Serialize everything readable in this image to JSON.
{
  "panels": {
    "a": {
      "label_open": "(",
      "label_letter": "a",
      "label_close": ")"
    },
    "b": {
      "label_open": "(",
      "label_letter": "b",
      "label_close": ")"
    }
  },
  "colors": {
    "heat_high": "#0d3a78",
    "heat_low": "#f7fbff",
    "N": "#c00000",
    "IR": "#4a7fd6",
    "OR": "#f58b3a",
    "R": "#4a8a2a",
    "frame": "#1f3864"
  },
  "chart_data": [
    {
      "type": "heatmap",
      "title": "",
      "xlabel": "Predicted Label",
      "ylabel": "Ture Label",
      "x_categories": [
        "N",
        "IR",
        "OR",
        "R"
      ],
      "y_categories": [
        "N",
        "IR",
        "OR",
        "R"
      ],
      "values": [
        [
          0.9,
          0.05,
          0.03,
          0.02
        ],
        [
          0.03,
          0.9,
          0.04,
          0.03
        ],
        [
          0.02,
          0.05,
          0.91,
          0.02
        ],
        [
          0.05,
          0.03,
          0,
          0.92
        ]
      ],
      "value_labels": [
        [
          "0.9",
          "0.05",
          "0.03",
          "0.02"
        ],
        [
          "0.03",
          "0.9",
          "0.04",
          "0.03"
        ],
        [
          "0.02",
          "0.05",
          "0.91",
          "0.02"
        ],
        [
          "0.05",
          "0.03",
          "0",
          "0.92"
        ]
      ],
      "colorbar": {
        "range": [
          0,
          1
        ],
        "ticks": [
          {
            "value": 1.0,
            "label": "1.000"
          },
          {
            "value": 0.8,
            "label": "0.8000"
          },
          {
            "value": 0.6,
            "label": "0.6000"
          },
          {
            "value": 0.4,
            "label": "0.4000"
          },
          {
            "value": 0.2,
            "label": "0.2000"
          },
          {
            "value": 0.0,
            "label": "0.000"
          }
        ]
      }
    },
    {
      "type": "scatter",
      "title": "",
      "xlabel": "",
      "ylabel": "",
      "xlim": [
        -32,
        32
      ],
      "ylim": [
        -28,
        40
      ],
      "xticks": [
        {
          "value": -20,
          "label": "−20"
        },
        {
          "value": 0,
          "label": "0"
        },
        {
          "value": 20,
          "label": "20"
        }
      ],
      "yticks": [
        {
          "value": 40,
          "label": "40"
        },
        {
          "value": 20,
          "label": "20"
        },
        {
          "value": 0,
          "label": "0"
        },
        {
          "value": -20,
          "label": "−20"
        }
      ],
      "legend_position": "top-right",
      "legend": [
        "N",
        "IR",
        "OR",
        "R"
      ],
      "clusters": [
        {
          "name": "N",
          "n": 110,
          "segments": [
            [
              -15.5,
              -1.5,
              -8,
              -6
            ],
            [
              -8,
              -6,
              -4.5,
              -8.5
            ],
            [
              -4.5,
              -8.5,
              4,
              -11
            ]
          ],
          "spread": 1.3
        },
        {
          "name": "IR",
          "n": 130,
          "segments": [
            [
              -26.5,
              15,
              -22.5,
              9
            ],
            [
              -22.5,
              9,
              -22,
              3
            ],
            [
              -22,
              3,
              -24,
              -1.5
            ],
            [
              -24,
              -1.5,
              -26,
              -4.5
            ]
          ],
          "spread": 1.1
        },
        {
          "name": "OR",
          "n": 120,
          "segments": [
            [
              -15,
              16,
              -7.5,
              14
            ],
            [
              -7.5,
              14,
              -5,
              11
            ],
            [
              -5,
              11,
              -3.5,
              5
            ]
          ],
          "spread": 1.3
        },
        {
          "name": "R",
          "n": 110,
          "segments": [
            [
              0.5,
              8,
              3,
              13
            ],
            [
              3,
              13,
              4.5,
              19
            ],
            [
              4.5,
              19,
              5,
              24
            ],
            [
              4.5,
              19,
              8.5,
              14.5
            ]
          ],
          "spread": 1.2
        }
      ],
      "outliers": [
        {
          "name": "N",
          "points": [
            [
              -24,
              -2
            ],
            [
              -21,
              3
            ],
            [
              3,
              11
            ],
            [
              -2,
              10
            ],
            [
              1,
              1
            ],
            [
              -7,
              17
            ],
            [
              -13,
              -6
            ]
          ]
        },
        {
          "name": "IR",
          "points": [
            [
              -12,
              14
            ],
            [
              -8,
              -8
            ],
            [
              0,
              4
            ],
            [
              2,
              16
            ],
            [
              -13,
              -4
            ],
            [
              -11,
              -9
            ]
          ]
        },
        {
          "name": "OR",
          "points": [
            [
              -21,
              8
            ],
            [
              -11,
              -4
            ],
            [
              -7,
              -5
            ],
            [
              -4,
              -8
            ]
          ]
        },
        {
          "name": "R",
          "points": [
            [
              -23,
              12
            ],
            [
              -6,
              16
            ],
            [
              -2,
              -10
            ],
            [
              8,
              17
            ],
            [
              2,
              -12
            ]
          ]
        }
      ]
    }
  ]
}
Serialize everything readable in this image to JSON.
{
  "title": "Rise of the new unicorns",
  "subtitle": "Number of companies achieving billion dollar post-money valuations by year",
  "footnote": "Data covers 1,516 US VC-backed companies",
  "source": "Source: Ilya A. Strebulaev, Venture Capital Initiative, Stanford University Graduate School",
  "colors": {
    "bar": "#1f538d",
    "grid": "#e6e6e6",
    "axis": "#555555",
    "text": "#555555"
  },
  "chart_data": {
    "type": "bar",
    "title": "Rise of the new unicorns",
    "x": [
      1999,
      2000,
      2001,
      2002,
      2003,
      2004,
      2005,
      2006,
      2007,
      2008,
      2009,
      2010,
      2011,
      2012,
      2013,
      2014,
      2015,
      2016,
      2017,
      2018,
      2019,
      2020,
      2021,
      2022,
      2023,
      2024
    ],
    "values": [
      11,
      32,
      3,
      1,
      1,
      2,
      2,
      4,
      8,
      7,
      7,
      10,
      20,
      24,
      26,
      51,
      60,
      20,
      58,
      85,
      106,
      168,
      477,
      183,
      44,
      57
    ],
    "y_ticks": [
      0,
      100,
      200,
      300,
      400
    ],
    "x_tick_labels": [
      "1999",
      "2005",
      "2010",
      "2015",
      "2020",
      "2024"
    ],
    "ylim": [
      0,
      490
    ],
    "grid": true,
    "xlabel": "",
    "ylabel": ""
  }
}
- - -
**Work to complete:** Write out the full set of records exactly as given.

**Exercise output:**
Serialize everything readable in this image to JSON.
{
  "panels": {
    "a": {
      "label_open": "(",
      "label_letter": "a",
      "label_close": ")"
    },
    "b": {
      "label_open": "(",
      "label_letter": "b",
      "label_close": ")"
    }
  },
  "colors": {
    "heat_high": "#0d3a78",
    "heat_low": "#f7fbff",
    "N": "#c00000",
    "IR": "#4a7fd6",
    "OR": "#f58b3a",
    "R": "#4a8a2a",
    "frame": "#1f3864"
  },
  "chart_data": [
    {
      "type": "heatmap",
      "title": "",
      "xlabel": "Predicted Label",
      "ylabel": "Ture Label",
      "x_categories": [
        "N",
        "IR",
        "OR",
        "R"
      ],
      "y_categories": [
        "N",
        "IR",
        "OR",
        "R"
      ],
      "values": [
        [
          0.9,
          0.05,
          0.03,
          0.02
        ],
        [
          0.03,
          0.9,
          0.04,
          0.03
        ],
        [
          0.02,
          0.05,
          0.91,
          0.02
        ],
        [
          0.05,
          0.03,
          0,
          0.92
        ]
      ],
      "value_labels": [
        [
          "0.9",
          "0.05",
          "0.03",
          "0.02"
        ],
        [
          "0.03",
          "0.9",
          "0.04",
          "0.03"
        ],
        [
          "0.02",
          "0.05",
          "0.91",
          "0.02"
        ],
        [
          "0.05",
          "0.03",
          "0",
          "0.92"
        ]
      ],
      "colorbar": {
        "range": [
          0,
          1
        ],
        "ticks": [
          {
            "value": 1.0,
            "label": "1.000"
          },
          {
            "value": 0.8,
            "label": "0.8000"
          },
          {
            "value": 0.6,
            "label": "0.6000"
          },
          {
            "value": 0.4,
            "label": "0.4000"
          },
          {
            "value": 0.2,
            "label": "0.2000"
          },
          {
            "value": 0.0,
            "label": "0.000"
          }
        ]
      }
    },
    {
      "type": "scatter",
      "title": "",
      "xlabel": "",
      "ylabel": "",
      "xlim": [
        -32,
        32
      ],
      "ylim": [
        -28,
        40
      ],
      "xticks": [
        {
          "value": -20,
          "label": "−20"
        },
        {
          "value": 0,
          "label": "0"
        },
        {
          "value": 20,
          "label": "20"
        }
      ],
      "yticks": [
        {
          "value": 40,
          "label": "40"
        },
        {
          "value": 20,
          "label": "20"
        },
        {
          "value": 0,
          "label": "0"
        },
        {
          "value": -20,
          "label": "−20"
        }
      ],
      "legend_position": "top-right",
      "legend": [
        "N",
        "IR",
        "OR",
        "R"
      ],
      "clusters": [
        {
          "name": "N",
          "n": 110,
          "segments": [
            [
              -15.5,
              -1.5,
              -8,
              -6
            ],
            [
              -8,
              -6,
              -4.5,
              -8.5
            ],
            [
              -4.5,
              -8.5,
              4,
              -11
            ]
          ],
          "spread": 1.3
        },
        {
          "name": "IR",
          "n": 130,
          "segments": [
            [
              -26.5,
              15,
              -22.5,
              9
            ],
            [
              -22.5,
              9,
              -22,
              3
            ],
            [
              -22,
              3,
              -24,
              -1.5
            ],
            [
              -24,
              -1.5,
              -26,
              -4.5
            ]
          ],
          "spread": 1.1
        },
        {
          "name": "OR",
          "n": 120,
          "segments": [
            [
              -15,
              16,
              -7.5,
              14
            ],
            [
              -7.5,
              14,
              -5,
              11
            ],
            [
              -5,
              11,
              -3.5,
              5
            ]
          ],
          "spread": 1.3
        },
        {
          "name": "R",
          "n": 110,
          "segments": [
            [
              0.5,
              8,
              3,
              13
            ],
            [
              3,
              13,
              4.5,
              19
            ],
            [
              4.5,
              19,
              5,
              24
            ],
            [
              4.5,
              19,
              8.5,
              14.5
            ]
          ],
          "spread": 1.2
        }
      ],
      "outliers": [
        {
          "name": "N",
          "points": [
            [
              -24,
              -2
            ],
            [
              -21,
              3
            ],
            [
              3,
              11
            ],
            [
              -2,
              10
            ],
            [
              1,
              1
            ],
            [
              -7,
              17
            ],
            [
              -13,
              -6
            ]
          ]
        },
        {
          "name": "IR",
          "points": [
            [
              -12,
              14
            ],
            [
              -8,
              -8
            ],
            [
              0,
              4
            ],
            [
              2,
              16
            ],
            [
              -13,
              -4
            ],
            [
              -11,
              -9
            ]
          ]
        },
        {
          "name": "OR",
          "points": [
            [
              -21,
              8
            ],
            [
              -11,
              -4
            ],
            [
              -7,
              -5
            ],
            [
              -4,
              -8
            ]
          ]
        },
        {
          "name": "R",
          "points": [
            [
              -23,
              12
            ],
            [
              -6,
              16
            ],
            [
              -2,
              -10
            ],
            [
              8,
              17
            ],
            [
              2,
              -12
            ]
          ]
        }
      ]
    }
  ]
}
Serialize everything readable in this image to JSON.
{
  "title": "Rise of the new unicorns",
  "subtitle": "Number of companies achieving billion dollar post-money valuations by year",
  "footnote": "Data covers 1,516 US VC-backed companies",
  "source": "Source: Ilya A. Strebulaev, Venture Capital Initiative, Stanford University Graduate School",
  "colors": {
    "bar": "#1f538d",
    "grid": "#e6e6e6",
    "axis": "#555555",
    "text": "#555555"
  },
  "chart_data": {
    "type": "bar",
    "title": "Rise of the new unicorns",
    "x": [
      1999,
      2000,
      2001,
      2002,
      2003,
      2004,
      2005,
      2006,
      2007,
      2008,
      2009,
      2010,
      2011,
      2012,
      2013,
      2014,
      2015,
      2016,
      2017,
      2018,
      2019,
      2020,
      2021,
      2022,
      2023,
      2024
    ],
    "values": [
      11,
      32,
      3,
      1,
      1,
      2,
      2,
      4,
      8,
      7,
      7,
      10,
      20,
      24,
      26,
      51,
      60,
      20,
      58,
      85,
      106,
      168,
      477,
      183,
      44,
      57
    ],
    "y_ticks": [
      0,
      100,
      200,
      300,
      400
    ],
    "x_tick_labels": [
      "1999",
      "2005",
      "2010",
      "2015",
      "2020",
      "2024"
    ],
    "ylim": [
      0,
      490
    ],
    "grid": true,
    "xlabel": "",
    "ylabel": ""
  }
}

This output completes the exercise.